Short problem —
Would you retype all of these records exactly?

Data for the task —
"""

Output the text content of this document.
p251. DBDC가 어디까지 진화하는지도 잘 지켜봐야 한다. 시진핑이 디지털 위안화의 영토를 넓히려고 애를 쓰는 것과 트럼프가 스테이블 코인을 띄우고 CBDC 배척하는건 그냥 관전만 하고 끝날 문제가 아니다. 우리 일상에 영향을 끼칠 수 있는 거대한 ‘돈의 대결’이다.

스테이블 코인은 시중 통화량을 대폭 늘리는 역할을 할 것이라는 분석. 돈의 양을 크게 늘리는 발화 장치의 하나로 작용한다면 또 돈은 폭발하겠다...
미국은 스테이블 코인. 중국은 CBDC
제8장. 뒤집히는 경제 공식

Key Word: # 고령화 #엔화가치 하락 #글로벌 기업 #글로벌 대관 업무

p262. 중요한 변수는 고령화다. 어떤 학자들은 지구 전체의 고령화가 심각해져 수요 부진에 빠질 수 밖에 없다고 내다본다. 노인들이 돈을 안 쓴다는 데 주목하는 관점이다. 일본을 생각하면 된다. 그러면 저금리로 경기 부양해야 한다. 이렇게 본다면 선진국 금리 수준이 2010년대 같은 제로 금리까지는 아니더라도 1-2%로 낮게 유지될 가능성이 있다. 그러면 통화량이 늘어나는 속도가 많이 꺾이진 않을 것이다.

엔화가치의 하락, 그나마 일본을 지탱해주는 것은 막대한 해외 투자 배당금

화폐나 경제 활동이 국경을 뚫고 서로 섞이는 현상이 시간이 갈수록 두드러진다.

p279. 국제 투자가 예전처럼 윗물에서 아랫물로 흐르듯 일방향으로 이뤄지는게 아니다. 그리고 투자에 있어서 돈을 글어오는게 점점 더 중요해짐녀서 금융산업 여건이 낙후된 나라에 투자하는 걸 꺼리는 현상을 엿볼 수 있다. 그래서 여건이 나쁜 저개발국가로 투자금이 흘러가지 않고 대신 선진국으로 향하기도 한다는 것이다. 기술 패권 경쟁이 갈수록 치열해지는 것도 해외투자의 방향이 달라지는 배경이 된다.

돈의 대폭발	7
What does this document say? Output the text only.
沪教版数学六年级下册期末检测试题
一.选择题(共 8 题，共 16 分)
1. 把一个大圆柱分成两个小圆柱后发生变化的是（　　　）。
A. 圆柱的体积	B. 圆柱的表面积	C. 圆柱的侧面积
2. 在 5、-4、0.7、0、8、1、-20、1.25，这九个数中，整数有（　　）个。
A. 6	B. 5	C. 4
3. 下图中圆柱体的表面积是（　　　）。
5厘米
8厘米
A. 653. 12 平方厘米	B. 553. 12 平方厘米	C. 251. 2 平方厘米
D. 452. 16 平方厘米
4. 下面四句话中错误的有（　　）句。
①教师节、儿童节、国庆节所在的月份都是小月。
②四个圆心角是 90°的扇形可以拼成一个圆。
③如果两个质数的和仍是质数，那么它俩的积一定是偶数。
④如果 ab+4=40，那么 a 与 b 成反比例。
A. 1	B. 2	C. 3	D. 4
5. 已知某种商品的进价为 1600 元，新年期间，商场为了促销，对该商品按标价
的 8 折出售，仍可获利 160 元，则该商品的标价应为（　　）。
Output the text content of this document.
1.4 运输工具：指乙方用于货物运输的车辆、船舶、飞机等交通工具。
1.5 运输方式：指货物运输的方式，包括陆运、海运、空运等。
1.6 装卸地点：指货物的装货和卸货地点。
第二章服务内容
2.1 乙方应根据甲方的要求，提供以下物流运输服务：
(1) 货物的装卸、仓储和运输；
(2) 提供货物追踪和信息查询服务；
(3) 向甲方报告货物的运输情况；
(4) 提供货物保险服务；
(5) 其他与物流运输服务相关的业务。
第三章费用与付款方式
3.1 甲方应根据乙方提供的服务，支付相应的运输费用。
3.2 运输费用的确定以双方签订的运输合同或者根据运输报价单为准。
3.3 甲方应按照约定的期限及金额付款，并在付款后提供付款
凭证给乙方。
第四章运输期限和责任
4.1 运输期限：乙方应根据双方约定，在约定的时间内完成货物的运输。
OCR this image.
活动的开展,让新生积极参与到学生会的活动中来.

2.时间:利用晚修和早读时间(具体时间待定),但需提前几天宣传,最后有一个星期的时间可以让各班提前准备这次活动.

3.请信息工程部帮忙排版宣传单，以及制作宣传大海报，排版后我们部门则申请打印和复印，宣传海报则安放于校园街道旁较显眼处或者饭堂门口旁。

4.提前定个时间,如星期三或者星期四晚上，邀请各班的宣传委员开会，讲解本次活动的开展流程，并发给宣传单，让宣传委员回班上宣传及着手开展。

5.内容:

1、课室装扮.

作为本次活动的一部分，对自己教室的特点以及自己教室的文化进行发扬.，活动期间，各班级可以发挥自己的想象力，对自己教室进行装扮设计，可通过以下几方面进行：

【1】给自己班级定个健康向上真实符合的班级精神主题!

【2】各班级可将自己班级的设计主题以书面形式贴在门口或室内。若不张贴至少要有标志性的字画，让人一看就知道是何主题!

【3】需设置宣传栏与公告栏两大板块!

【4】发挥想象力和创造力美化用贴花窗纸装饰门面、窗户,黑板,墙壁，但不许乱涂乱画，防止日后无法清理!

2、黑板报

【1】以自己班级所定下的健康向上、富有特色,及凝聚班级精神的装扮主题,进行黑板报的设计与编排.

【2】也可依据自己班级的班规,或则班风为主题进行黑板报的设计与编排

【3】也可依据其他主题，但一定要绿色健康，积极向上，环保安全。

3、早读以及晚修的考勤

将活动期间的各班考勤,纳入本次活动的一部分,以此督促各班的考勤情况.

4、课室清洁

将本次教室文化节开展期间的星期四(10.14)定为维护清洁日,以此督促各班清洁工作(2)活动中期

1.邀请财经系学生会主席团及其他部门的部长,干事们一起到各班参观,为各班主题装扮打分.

"""

Solved problem —
Output the text content of this document.
p251. DBDC가 어디까지 진화하는지도 잘 지켜봐야 한다. 시진핑이 디지털 위안화의 영토를 넓히려고 애를 쓰는 것과 트럼프가 스테이블 코인을 띄우고 CBDC 배척하는건 그냥 관전만 하고 끝날 문제가 아니다. 우리 일상에 영향을 끼칠 수 있는 거대한 ‘돈의 대결’이다.

스테이블 코인은 시중 통화량을 대폭 늘리는 역할을 할 것이라는 분석. 돈의 양을 크게 늘리는 발화 장치의 하나로 작용한다면 또 돈은 폭발하겠다...
미국은 스테이블 코인. 중국은 CBDC
제8장. 뒤집히는 경제 공식

Key Word: # 고령화 #엔화가치 하락 #글로벌 기업 #글로벌 대관 업무

p262. 중요한 변수는 고령화다. 어떤 학자들은 지구 전체의 고령화가 심각해져 수요 부진에 빠질 수 밖에 없다고 내다본다. 노인들이 돈을 안 쓴다는 데 주목하는 관점이다. 일본을 생각하면 된다. 그러면 저금리로 경기 부양해야 한다. 이렇게 본다면 선진국 금리 수준이 2010년대 같은 제로 금리까지는 아니더라도 1-2%로 낮게 유지될 가능성이 있다. 그러면 통화량이 늘어나는 속도가 많이 꺾이진 않을 것이다.

엔화가치의 하락, 그나마 일본을 지탱해주는 것은 막대한 해외 투자 배당금

화폐나 경제 활동이 국경을 뚫고 서로 섞이는 현상이 시간이 갈수록 두드러진다.

p279. 국제 투자가 예전처럼 윗물에서 아랫물로 흐르듯 일방향으로 이뤄지는게 아니다. 그리고 투자에 있어서 돈을 글어오는게 점점 더 중요해짐녀서 금융산업 여건이 낙후된 나라에 투자하는 걸 꺼리는 현상을 엿볼 수 있다. 그래서 여건이 나쁜 저개발국가로 투자금이 흘러가지 않고 대신 선진국으로 향하기도 한다는 것이다. 기술 패권 경쟁이 갈수록 치열해지는 것도 해외투자의 방향이 달라지는 배경이 된다.

돈의 대폭발	7
What does this document say? Output the text only.
沪教版数学六年级下册期末检测试题
一.选择题(共 8 题，共 16 分)
1. 把一个大圆柱分成两个小圆柱后发生变化的是（　　　）。
A. 圆柱的体积	B. 圆柱的表面积	C. 圆柱的侧面积
2. 在 5、-4、0.7、0、8、1、-20、1.25，这九个数中，整数有（　　）个。
A. 6	B. 5	C. 4
3. 下图中圆柱体的表面积是（　　　）。
5厘米
8厘米
A. 653. 12 平方厘米	B. 553. 12 平方厘米	C. 251. 2 平方厘米
D. 452. 16 平方厘米
4. 下面四句话中错误的有（　　）句。
①教师节、儿童节、国庆节所在的月份都是小月。
②四个圆心角是 90°的扇形可以拼成一个圆。
③如果两个质数的和仍是质数，那么它俩的积一定是偶数。
④如果 ab+4=40，那么 a 与 b 成反比例。
A. 1	B. 2	C. 3	D. 4
5. 已知某种商品的进价为 1600 元，新年期间，商场为了促销，对该商品按标价
的 8 折出售，仍可获利 160 元，则该商品的标价应为（　　）。
Output the text content of this document.
1.4 运输工具：指乙方用于货物运输的车辆、船舶、飞机等交通工具。
1.5 运输方式：指货物运输的方式，包括陆运、海运、空运等。
1.6 装卸地点：指货物的装货和卸货地点。
第二章服务内容
2.1 乙方应根据甲方的要求，提供以下物流运输服务：
(1) 货物的装卸、仓储和运输；
(2) 提供货物追踪和信息查询服务；
(3) 向甲方报告货物的运输情况；
(4) 提供货物保险服务；
(5) 其他与物流运输服务相关的业务。
第三章费用与付款方式
3.1 甲方应根据乙方提供的服务，支付相应的运输费用。
3.2 运输费用的确定以双方签订的运输合同或者根据运输报价单为准。
3.3 甲方应按照约定的期限及金额付款，并在付款后提供付款
凭证给乙方。
第四章运输期限和责任
4.1 运输期限：乙方应根据双方约定，在约定的时间内完成货物的运输。
OCR this image.
活动的开展,让新生积极参与到学生会的活动中来.

2.时间:利用晚修和早读时间(具体时间待定),但需提前几天宣传,最后有一个星期的时间可以让各班提前准备这次活动.

3.请信息工程部帮忙排版宣传单，以及制作宣传大海报，排版后我们部门则申请打印和复印，宣传海报则安放于校园街道旁较显眼处或者饭堂门口旁。

4.提前定个时间,如星期三或者星期四晚上，邀请各班的宣传委员开会，讲解本次活动的开展流程，并发给宣传单，让宣传委员回班上宣传及着手开展。

5.内容:

1、课室装扮.

作为本次活动的一部分，对自己教室的特点以及自己教室的文化进行发扬.，活动期间，各班级可以发挥自己的想象力，对自己教室进行装扮设计，可通过以下几方面进行：

【1】给自己班级定个健康向上真实符合的班级精神主题!

【2】各班级可将自己班级的设计主题以书面形式贴在门口或室内。若不张贴至少要有标志性的字画，让人一看就知道是何主题!

【3】需设置宣传栏与公告栏两大板块!

【4】发挥想象力和创造力美化用贴花窗纸装饰门面、窗户,黑板,墙壁，但不许乱涂乱画，防止日后无法清理!

2、黑板报

【1】以自己班级所定下的健康向上、富有特色,及凝聚班级精神的装扮主题,进行黑板报的设计与编排.

【2】也可依据自己班级的班规,或则班风为主题进行黑板报的设计与编排

【3】也可依据其他主题，但一定要绿色健康，积极向上，环保安全。

3、早读以及晚修的考勤

将活动期间的各班考勤,纳入本次活动的一部分,以此督促各班的考勤情况.

4、课室清洁

将本次教室文化节开展期间的星期四(10.14)定为维护清洁日,以此督促各班清洁工作(2)活动中期

1.邀请财经系学生会主席团及其他部门的部长,干事们一起到各班参观,为各班主题装扮打分.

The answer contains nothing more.